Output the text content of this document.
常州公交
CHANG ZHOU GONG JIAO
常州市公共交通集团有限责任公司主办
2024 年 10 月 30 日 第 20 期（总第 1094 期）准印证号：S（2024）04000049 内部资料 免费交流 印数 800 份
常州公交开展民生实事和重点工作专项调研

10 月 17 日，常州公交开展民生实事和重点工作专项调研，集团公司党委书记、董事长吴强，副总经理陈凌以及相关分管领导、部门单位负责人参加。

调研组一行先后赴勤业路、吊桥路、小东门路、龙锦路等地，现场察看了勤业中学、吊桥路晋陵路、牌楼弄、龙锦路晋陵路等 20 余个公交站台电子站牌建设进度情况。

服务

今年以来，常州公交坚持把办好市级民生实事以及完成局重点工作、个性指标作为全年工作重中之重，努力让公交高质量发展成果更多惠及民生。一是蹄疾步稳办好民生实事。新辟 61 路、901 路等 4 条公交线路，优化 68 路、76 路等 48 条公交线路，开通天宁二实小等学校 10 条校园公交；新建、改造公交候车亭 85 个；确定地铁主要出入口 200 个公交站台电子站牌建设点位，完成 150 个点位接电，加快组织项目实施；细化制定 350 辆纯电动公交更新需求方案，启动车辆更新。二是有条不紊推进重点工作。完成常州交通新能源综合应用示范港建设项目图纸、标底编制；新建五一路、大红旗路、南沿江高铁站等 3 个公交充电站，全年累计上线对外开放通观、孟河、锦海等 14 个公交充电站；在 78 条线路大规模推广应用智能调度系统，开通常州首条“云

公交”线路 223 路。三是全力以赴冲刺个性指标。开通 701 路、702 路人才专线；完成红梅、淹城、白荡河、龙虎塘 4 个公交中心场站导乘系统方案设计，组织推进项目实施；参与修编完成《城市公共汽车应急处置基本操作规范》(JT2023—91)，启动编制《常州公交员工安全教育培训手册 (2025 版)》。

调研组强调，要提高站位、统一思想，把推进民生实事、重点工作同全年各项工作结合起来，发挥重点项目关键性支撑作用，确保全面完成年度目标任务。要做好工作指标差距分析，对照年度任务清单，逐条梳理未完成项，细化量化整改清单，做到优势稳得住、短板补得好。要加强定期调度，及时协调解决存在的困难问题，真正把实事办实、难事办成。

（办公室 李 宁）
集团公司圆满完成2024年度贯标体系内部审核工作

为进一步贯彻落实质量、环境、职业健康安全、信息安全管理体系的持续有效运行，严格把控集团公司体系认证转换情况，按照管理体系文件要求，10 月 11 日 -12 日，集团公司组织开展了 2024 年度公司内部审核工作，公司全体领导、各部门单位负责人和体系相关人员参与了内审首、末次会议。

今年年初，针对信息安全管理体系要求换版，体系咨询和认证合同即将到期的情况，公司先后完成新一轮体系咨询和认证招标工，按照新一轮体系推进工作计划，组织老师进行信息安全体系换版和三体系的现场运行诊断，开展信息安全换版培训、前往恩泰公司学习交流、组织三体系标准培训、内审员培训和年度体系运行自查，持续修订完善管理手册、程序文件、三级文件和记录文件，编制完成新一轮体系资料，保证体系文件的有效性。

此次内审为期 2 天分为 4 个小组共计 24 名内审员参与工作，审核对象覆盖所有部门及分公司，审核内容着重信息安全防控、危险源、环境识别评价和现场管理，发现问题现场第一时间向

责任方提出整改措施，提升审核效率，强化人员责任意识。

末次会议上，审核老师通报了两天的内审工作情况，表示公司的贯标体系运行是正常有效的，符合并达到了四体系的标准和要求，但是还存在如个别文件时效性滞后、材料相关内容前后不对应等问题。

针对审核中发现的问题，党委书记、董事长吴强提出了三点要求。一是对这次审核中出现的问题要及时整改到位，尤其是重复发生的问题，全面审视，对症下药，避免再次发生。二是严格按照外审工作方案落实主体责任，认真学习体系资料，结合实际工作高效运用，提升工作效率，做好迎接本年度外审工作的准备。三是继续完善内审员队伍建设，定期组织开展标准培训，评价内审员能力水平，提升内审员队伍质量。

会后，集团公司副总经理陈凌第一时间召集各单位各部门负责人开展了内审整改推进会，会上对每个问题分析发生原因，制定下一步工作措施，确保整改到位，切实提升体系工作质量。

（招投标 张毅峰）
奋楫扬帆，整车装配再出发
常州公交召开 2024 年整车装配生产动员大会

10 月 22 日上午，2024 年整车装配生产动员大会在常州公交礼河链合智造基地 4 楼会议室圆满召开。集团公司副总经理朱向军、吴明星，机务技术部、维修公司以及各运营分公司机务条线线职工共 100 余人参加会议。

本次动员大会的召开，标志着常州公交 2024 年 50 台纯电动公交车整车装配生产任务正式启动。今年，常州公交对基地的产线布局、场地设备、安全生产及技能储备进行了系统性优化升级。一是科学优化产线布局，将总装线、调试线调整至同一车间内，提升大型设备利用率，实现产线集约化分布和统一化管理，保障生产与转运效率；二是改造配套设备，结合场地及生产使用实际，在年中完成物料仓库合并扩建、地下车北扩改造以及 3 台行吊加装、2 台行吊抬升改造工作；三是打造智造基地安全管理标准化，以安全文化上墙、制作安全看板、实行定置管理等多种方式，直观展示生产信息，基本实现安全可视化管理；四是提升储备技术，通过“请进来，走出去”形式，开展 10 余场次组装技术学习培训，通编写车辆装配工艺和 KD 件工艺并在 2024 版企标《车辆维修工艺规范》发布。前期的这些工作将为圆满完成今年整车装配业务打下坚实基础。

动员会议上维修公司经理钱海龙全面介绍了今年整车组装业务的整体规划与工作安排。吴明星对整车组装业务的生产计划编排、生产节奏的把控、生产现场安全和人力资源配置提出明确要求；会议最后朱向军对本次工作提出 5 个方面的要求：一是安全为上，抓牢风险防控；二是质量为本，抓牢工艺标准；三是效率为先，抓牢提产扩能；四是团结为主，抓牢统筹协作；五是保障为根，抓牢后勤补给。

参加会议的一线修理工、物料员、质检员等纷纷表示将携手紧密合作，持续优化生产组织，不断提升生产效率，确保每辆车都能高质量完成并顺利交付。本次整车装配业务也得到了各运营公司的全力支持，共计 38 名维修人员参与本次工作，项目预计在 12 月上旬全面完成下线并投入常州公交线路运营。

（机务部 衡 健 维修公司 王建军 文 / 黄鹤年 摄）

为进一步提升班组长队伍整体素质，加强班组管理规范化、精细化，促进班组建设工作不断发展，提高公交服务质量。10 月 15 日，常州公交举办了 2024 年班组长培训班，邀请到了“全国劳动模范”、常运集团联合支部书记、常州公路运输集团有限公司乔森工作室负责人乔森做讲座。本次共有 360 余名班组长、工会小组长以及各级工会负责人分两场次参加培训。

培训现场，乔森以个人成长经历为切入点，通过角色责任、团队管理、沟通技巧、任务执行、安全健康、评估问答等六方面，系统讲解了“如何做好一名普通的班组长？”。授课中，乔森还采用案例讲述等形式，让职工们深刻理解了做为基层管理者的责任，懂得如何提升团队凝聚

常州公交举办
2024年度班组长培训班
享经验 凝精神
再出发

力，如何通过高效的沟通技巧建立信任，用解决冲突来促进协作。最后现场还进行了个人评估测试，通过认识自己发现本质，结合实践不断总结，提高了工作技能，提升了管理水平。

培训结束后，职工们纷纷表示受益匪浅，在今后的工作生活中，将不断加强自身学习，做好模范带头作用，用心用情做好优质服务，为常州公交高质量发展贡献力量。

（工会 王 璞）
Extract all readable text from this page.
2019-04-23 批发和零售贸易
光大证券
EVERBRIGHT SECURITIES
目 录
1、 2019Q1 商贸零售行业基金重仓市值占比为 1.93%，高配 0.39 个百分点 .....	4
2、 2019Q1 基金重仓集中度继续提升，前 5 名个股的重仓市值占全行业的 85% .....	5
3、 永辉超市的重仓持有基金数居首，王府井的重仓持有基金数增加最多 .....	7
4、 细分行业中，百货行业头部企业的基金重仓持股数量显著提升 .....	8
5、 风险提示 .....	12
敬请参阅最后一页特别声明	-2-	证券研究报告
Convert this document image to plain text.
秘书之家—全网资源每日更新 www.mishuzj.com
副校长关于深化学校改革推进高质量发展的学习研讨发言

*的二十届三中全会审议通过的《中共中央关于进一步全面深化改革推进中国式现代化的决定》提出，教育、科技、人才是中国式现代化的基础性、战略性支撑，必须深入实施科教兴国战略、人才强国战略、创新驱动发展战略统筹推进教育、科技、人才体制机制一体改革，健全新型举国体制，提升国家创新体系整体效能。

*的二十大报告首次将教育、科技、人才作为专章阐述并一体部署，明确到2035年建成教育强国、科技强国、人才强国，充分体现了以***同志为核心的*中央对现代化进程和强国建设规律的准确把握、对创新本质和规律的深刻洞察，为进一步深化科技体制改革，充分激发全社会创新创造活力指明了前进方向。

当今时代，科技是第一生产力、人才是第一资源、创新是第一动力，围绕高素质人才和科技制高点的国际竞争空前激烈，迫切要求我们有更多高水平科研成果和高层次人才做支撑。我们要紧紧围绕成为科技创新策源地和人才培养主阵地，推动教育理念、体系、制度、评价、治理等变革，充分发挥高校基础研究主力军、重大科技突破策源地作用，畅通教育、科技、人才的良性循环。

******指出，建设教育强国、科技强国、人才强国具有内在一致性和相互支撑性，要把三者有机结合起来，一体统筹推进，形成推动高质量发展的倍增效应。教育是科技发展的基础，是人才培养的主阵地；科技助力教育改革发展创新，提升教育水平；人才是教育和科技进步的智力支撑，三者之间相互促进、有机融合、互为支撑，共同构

# [To be done]
Repeat, without change, each line of the data above from the one that contains "Extract all readable text from this page." through the final line, counting both.

# [The completed task]
Extract all readable text from this page.
2019-04-23 批发和零售贸易
光大证券
EVERBRIGHT SECURITIES
目 录
1、 2019Q1 商贸零售行业基金重仓市值占比为 1.93%，高配 0.39 个百分点 .....	4
2、 2019Q1 基金重仓集中度继续提升，前 5 名个股的重仓市值占全行业的 85% .....	5
3、 永辉超市的重仓持有基金数居首，王府井的重仓持有基金数增加最多 .....	7
4、 细分行业中，百货行业头部企业的基金重仓持股数量显著提升 .....	8
5、 风险提示 .....	12
敬请参阅最后一页特别声明	-2-	证券研究报告
Convert this document image to plain text.
秘书之家—全网资源每日更新 www.mishuzj.com
副校长关于深化学校改革推进高质量发展的学习研讨发言

*的二十届三中全会审议通过的《中共中央关于进一步全面深化改革推进中国式现代化的决定》提出，教育、科技、人才是中国式现代化的基础性、战略性支撑，必须深入实施科教兴国战略、人才强国战略、创新驱动发展战略统筹推进教育、科技、人才体制机制一体改革，健全新型举国体制，提升国家创新体系整体效能。

*的二十大报告首次将教育、科技、人才作为专章阐述并一体部署，明确到2035年建成教育强国、科技强国、人才强国，充分体现了以***同志为核心的*中央对现代化进程和强国建设规律的准确把握、对创新本质和规律的深刻洞察，为进一步深化科技体制改革，充分激发全社会创新创造活力指明了前进方向。

当今时代，科技是第一生产力、人才是第一资源、创新是第一动力，围绕高素质人才和科技制高点的国际竞争空前激烈，迫切要求我们有更多高水平科研成果和高层次人才做支撑。我们要紧紧围绕成为科技创新策源地和人才培养主阵地，推动教育理念、体系、制度、评价、治理等变革，充分发挥高校基础研究主力军、重大科技突破策源地作用，畅通教育、科技、人才的良性循环。

******指出，建设教育强国、科技强国、人才强国具有内在一致性和相互支撑性，要把三者有机结合起来，一体统筹推进，形成推动高质量发展的倍增效应。教育是科技发展的基础，是人才培养的主阵地；科技助力教育改革发展创新，提升教育水平；人才是教育和科技进步的智力支撑，三者之间相互促进、有机融合、互为支撑，共同构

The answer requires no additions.